--- Start Task material ---

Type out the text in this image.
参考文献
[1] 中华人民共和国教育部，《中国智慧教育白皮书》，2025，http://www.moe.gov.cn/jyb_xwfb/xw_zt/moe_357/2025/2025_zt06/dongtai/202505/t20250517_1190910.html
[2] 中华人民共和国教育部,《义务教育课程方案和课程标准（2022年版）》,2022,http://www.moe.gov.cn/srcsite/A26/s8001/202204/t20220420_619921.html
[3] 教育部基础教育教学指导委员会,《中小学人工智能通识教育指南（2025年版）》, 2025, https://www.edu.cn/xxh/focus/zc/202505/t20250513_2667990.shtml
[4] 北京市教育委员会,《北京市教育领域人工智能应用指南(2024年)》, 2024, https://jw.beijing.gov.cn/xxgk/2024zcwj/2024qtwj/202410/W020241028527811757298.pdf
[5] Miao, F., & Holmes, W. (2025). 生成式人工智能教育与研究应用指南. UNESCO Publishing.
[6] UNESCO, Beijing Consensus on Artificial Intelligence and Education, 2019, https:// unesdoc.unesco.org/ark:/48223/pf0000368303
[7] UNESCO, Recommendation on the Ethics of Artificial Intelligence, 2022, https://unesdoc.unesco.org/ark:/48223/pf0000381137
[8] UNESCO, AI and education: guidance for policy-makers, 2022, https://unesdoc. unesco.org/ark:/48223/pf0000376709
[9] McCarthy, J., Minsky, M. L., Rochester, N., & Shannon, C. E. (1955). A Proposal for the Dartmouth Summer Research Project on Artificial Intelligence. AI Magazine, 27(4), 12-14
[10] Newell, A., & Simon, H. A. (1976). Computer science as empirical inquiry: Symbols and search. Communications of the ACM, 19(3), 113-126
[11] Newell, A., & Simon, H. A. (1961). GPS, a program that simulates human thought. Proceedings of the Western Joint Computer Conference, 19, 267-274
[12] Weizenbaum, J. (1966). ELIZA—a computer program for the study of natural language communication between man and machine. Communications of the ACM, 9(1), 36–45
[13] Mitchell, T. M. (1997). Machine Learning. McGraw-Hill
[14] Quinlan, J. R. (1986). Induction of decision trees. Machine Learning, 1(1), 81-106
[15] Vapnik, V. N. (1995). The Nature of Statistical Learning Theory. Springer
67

--- End Task material ---

▸ **Aim of the exercise**:
Find the lines with the string "https" and reproduce them.

▸ **Expected output**:
[3] 教育部基础教育教学指导委员会,《中小学人工智能通识教育指南（2025年版）》, 2025, https://www.edu.cn/xxh/focus/zc/202505/t20250513_2667990.shtml
[4] 北京市教育委员会,《北京市教育领域人工智能应用指南(2024年)》, 2024, https://jw.beijing.gov.cn/xxgk/2024zcwj/2024qtwj/202410/W020241028527811757298.pdf
[6] UNESCO, Beijing Consensus on Artificial Intelligence and Education, 2019, https:// unesdoc.unesco.org/ark:/48223/pf0000368303
[7] UNESCO, Recommendation on the Ethics of Artificial Intelligence, 2022, https://unesdoc.unesco.org/ark:/48223/pf0000381137
[8] UNESCO, AI and education: guidance for policy-makers, 2022, https://unesdoc. unesco.org/ark:/48223/pf0000376709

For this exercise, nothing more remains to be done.